• _Stored records_:
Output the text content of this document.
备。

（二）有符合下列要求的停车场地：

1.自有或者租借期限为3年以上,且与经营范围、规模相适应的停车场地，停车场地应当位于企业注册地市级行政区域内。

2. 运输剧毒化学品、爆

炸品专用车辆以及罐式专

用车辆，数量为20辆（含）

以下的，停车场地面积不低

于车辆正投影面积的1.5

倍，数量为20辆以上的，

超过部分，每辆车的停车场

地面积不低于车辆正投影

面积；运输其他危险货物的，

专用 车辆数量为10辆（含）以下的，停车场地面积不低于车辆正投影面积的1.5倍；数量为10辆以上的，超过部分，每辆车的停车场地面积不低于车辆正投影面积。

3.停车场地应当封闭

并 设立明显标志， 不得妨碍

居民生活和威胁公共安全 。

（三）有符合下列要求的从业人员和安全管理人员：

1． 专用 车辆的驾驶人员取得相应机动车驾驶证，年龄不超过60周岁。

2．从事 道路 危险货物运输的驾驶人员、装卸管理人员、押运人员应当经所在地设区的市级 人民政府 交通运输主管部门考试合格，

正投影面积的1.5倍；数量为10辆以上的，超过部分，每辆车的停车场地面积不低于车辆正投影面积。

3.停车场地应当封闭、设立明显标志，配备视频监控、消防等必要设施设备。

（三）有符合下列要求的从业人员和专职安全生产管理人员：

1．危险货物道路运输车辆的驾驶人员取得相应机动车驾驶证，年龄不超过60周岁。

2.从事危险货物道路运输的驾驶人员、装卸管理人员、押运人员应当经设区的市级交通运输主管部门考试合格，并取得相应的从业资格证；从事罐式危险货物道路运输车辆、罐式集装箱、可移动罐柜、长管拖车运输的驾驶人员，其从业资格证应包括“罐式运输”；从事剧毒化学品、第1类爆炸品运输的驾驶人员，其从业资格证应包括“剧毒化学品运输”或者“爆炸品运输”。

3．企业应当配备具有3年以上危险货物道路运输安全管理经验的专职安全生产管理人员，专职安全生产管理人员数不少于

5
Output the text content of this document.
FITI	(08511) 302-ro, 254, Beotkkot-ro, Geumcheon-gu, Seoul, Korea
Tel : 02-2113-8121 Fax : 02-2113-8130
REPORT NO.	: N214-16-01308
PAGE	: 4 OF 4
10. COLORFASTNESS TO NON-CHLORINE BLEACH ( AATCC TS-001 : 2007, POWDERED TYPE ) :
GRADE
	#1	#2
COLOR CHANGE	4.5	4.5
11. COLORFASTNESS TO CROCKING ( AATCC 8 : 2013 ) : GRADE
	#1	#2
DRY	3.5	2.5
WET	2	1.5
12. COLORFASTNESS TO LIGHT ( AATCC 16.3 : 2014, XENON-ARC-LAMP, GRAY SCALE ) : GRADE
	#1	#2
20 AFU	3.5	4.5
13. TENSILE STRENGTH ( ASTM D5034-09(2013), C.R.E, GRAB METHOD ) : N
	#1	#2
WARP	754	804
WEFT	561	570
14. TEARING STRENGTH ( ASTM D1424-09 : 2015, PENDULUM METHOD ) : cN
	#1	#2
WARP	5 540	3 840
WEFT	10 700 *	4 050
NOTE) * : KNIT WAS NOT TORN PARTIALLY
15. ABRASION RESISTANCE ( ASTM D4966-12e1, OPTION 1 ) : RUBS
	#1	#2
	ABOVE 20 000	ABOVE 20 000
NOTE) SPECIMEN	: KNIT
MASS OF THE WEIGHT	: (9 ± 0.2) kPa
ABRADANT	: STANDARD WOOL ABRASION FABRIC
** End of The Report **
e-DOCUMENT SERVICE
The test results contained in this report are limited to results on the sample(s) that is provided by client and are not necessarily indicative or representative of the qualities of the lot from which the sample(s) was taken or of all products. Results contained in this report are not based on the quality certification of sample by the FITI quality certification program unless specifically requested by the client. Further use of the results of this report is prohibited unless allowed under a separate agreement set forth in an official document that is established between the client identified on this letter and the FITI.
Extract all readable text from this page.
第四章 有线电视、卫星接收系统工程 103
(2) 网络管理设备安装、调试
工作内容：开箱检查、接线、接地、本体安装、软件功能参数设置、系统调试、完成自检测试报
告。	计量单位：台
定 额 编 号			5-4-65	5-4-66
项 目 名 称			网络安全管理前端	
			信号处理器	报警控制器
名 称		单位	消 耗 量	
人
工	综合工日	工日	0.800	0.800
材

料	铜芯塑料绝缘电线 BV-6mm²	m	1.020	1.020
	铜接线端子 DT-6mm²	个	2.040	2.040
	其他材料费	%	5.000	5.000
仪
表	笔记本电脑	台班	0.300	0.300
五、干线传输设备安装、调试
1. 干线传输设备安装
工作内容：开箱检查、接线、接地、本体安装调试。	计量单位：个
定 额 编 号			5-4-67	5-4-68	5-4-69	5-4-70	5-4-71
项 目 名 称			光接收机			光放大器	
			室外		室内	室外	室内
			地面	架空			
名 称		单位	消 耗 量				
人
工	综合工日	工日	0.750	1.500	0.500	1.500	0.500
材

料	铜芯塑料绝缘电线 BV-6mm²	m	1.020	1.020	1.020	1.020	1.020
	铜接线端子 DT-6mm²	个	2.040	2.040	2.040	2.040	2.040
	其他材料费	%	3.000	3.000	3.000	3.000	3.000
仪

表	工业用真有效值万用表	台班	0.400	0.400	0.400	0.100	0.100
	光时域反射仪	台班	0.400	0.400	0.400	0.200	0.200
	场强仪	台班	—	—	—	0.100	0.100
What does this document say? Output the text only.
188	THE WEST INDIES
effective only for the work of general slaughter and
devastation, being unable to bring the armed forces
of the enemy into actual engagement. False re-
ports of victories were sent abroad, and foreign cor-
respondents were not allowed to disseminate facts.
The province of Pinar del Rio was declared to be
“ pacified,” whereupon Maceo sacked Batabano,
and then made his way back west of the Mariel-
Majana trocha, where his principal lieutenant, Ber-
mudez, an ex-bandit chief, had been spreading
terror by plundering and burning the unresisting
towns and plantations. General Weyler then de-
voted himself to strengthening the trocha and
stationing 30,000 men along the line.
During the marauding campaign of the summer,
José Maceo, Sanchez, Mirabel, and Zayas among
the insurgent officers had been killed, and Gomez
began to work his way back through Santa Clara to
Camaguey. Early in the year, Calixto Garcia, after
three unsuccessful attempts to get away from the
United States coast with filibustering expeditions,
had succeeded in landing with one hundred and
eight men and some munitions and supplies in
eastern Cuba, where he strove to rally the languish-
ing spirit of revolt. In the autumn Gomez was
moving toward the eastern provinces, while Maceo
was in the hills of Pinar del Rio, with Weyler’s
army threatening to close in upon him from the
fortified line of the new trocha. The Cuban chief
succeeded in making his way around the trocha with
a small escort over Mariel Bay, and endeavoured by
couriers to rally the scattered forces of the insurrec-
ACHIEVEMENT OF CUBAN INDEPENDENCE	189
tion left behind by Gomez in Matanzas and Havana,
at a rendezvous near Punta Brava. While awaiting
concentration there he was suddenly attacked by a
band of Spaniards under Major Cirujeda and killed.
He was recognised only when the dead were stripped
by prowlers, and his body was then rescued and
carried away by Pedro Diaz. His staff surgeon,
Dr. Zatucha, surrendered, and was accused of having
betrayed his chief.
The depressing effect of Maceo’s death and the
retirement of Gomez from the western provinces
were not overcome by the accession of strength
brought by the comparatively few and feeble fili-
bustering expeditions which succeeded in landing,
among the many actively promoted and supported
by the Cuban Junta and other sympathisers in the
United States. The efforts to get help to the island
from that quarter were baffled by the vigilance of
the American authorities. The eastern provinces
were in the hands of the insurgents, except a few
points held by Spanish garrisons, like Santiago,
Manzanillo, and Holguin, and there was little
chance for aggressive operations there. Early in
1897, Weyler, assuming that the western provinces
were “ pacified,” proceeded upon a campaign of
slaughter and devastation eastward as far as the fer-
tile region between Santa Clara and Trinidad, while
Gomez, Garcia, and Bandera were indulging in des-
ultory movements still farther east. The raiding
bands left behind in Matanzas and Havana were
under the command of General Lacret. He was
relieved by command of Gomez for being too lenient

• _AIM OF THE EXERCISE_: Identify how many lines in the entries above include the string "Early", then state that number alone.

• _REPLY TO THE TASK_: 2